Task to complete:
Check each line of the records below and collect those that include the word "JSON".

-- Exercise material start --

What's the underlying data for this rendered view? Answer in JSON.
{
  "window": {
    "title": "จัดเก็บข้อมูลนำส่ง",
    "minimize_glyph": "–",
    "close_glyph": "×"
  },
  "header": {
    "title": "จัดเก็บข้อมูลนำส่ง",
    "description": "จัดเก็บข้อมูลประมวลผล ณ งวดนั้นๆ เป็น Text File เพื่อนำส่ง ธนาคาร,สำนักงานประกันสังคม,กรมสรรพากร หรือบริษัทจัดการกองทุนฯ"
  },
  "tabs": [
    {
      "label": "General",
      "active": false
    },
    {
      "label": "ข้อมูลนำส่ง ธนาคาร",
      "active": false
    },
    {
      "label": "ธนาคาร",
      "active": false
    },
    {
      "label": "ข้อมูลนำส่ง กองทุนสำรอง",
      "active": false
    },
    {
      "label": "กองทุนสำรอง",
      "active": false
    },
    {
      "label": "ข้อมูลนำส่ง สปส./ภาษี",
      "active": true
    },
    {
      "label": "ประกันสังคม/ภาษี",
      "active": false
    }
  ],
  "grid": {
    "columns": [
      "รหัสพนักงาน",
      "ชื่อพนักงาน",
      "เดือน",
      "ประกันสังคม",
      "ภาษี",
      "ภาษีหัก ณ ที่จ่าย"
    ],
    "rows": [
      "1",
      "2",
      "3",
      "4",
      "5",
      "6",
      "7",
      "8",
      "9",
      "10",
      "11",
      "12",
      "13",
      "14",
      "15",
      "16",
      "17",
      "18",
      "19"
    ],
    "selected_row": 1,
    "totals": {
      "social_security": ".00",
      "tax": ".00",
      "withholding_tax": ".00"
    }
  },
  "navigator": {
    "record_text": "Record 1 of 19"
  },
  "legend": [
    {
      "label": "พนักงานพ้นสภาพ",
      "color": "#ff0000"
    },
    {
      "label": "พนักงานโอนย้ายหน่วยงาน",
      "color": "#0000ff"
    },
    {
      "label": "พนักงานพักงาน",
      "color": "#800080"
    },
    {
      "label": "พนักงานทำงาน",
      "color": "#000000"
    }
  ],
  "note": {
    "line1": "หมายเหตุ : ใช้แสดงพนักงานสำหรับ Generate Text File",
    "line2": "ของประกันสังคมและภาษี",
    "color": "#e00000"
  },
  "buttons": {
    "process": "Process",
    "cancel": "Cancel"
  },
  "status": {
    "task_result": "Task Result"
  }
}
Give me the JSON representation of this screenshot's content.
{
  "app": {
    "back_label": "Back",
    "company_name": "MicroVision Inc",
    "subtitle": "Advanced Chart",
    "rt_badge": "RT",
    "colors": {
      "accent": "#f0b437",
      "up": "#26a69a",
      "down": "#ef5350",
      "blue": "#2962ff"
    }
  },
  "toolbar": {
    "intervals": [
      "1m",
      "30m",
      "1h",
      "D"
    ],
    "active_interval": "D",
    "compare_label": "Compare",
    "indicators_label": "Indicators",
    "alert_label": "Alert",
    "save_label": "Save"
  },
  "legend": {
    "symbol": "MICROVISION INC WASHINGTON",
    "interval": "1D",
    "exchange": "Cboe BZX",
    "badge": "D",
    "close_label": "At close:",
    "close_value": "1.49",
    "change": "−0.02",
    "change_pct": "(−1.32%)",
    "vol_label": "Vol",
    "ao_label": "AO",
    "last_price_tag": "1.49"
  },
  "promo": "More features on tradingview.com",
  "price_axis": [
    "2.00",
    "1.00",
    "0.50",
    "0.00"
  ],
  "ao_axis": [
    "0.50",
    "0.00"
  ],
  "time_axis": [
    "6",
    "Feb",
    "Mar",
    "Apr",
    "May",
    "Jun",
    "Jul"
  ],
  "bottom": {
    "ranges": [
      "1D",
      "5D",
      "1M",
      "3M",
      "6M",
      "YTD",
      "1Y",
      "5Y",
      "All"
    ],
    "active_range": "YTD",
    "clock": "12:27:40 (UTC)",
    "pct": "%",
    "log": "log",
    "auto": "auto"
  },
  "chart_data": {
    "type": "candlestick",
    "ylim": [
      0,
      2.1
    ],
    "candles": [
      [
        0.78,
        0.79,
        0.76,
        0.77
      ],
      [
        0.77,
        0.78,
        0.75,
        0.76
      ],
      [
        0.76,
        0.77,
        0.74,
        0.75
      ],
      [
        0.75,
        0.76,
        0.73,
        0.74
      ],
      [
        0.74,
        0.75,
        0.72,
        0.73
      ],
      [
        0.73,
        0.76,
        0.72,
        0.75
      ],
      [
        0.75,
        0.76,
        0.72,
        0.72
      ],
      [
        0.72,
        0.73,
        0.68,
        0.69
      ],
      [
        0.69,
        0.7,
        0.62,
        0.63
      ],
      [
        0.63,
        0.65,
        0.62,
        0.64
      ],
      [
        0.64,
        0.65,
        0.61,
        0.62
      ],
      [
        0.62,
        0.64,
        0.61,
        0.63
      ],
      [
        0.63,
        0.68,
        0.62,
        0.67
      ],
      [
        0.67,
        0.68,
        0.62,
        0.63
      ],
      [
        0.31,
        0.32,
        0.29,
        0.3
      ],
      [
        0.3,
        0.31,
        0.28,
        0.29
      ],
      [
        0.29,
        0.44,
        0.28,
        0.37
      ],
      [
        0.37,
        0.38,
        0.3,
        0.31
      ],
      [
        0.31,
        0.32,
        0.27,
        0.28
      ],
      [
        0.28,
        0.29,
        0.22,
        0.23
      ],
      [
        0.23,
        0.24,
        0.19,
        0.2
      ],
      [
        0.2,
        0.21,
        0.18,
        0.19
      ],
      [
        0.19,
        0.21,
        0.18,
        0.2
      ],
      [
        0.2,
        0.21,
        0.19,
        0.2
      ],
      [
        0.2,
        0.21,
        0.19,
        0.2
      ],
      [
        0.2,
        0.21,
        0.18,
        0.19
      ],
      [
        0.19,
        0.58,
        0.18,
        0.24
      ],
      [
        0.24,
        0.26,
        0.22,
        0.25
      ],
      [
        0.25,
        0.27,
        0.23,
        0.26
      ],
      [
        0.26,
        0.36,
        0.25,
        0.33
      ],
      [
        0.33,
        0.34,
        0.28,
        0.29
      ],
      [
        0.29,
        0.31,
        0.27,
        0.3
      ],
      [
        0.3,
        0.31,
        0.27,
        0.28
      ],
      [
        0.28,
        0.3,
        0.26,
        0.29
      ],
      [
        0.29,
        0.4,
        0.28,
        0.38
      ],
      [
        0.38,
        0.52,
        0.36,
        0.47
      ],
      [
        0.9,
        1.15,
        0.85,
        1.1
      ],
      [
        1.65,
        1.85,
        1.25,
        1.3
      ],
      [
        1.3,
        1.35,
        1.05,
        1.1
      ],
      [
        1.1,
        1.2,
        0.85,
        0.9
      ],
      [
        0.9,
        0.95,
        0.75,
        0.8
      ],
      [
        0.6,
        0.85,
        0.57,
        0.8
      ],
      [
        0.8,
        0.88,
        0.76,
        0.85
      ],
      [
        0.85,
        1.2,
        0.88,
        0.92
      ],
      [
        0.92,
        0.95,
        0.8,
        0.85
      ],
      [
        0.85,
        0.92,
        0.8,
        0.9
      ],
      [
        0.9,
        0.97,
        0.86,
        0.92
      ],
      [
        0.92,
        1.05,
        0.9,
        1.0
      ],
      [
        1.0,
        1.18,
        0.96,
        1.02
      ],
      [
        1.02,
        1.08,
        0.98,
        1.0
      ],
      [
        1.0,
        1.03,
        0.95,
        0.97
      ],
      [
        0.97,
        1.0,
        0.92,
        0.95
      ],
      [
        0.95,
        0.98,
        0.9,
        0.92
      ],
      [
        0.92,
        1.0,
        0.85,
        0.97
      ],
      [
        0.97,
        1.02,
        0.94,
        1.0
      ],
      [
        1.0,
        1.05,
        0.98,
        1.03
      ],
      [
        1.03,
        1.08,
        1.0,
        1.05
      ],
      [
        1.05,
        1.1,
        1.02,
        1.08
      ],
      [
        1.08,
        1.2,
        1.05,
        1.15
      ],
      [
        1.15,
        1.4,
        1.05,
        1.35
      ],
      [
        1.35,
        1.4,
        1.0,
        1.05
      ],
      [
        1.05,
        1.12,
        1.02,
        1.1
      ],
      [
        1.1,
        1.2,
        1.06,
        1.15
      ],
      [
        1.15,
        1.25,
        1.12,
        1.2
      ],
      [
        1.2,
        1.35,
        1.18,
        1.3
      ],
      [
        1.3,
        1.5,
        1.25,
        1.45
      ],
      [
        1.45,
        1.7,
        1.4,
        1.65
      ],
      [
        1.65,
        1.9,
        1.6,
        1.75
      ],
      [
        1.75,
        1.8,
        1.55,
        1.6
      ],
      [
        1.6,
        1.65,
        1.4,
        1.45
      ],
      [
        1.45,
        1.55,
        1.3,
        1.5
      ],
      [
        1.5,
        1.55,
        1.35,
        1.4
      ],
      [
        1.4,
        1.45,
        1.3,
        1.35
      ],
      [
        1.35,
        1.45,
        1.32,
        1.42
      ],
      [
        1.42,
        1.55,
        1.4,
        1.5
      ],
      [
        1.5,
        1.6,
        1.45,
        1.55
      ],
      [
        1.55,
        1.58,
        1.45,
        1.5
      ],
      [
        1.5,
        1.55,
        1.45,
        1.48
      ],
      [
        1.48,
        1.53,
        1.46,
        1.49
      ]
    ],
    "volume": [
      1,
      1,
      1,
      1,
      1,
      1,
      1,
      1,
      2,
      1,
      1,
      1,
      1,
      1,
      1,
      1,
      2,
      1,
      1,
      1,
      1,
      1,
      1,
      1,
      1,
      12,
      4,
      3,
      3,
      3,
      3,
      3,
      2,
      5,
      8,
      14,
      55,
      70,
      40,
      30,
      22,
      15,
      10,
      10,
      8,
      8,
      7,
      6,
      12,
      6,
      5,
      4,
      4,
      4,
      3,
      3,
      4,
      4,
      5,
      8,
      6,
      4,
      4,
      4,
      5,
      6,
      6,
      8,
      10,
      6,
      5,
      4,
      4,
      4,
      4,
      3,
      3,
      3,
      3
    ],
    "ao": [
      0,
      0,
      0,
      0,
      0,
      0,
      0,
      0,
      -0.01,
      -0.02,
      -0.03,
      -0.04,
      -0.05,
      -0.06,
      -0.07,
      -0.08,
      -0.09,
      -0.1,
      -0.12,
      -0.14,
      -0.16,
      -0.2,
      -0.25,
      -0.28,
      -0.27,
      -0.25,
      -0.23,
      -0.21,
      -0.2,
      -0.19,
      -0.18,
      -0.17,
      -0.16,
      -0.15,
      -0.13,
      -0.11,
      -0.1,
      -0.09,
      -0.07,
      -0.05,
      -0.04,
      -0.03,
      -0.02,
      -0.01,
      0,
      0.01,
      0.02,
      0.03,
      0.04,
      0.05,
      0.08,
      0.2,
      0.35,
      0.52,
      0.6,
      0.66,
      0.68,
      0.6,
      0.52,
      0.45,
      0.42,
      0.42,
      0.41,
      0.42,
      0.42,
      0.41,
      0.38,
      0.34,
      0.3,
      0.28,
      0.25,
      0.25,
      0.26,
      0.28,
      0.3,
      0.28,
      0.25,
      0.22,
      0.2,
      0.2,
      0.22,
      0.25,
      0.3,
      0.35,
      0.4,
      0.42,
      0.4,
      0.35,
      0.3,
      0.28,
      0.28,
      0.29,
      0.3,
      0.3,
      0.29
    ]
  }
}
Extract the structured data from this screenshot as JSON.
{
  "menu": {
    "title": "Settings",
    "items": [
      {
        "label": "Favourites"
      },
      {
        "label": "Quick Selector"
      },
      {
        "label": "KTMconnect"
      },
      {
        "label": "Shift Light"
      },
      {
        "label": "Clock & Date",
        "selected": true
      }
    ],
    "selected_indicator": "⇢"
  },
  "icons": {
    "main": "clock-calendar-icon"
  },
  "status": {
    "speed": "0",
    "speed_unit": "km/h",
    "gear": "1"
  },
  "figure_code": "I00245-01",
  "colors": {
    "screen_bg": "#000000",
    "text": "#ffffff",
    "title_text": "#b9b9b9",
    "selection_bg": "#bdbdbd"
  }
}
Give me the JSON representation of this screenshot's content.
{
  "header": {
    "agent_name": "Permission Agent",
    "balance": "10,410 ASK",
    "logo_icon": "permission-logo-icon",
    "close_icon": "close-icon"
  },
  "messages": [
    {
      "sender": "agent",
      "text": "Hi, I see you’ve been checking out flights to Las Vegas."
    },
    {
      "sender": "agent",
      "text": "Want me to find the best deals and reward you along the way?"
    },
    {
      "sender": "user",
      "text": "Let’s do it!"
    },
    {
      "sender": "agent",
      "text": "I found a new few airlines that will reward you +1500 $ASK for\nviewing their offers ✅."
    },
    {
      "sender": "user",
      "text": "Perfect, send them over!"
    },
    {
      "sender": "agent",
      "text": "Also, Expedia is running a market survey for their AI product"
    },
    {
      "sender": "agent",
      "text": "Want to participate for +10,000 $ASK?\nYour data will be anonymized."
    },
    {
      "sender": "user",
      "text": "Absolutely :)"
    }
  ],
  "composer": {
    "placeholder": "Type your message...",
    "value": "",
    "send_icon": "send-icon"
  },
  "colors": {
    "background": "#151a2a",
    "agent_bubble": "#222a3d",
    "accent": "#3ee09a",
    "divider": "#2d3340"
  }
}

-- Exercise material end --

Completed exercise:
What's the underlying data for this rendered view? Answer in JSON.
Give me the JSON representation of this screenshot's content.
Extract the structured data from this screenshot as JSON.
Give me the JSON representation of this screenshot's content.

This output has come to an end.